WHAT THE TASK ASKS> Reproduce every one of the items below word for word, leaving out the pictures.

# START OF DATA FOR THIS EXERCISE

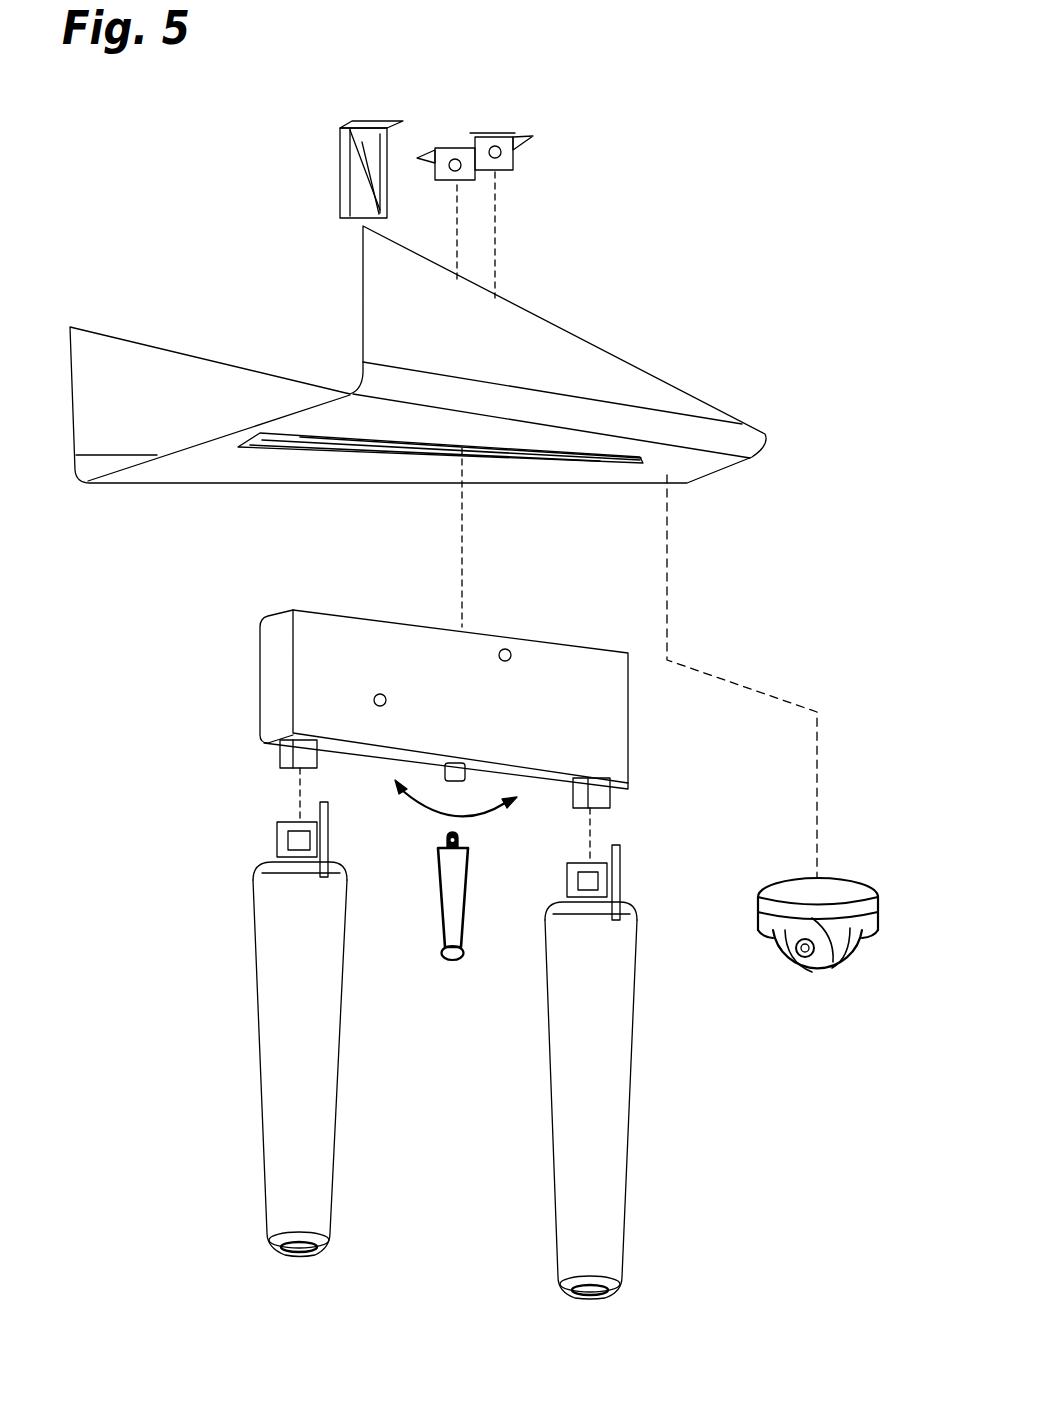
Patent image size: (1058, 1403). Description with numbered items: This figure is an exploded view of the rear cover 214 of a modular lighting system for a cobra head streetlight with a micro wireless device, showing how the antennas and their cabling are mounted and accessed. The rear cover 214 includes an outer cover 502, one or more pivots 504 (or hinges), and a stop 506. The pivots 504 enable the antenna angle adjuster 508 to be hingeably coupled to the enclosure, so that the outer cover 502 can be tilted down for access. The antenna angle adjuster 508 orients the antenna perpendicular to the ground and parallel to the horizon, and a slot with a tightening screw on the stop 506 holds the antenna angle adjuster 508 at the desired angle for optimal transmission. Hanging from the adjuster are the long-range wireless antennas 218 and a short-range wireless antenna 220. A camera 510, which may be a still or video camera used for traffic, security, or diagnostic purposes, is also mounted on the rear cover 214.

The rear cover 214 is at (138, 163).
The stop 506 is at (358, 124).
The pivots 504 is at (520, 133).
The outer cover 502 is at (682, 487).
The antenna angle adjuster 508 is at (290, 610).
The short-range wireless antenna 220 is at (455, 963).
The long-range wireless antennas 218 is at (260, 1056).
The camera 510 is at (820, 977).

# END OF DATA FOR THIS EXERCISE

THE SOLUTION>
Patent image size: (1058, 1403). Description with numbered items: This figure is an exploded view of the rear cover 214 of a modular lighting system for a cobra head streetlight with a micro wireless device, showing how the antennas and their cabling are mounted and accessed. The rear cover 214 includes an outer cover 502, one or more pivots 504 (or hinges), and a stop 506. The pivots 504 enable the antenna angle adjuster 508 to be hingeably coupled to the enclosure, so that the outer cover 502 can be tilted down for access. The antenna angle adjuster 508 orients the antenna perpendicular to the ground and parallel to the horizon, and a slot with a tightening screw on the stop 506 holds the antenna angle adjuster 508 at the desired angle for optimal transmission. Hanging from the adjuster are the long-range wireless antennas 218 and a short-range wireless antenna 220. A camera 510, which may be a still or video camera used for traffic, security, or diagnostic purposes, is also mounted on the rear cover 214.

The rear cover 214 is at (138, 163).
The stop 506 is at (358, 124).
The pivots 504 is at (520, 133).
The outer cover 502 is at (682, 487).
The antenna angle adjuster 508 is at (290, 610).
The short-range wireless antenna 220 is at (455, 963).
The long-range wireless antennas 218 is at (260, 1056).
The camera 510 is at (820, 977).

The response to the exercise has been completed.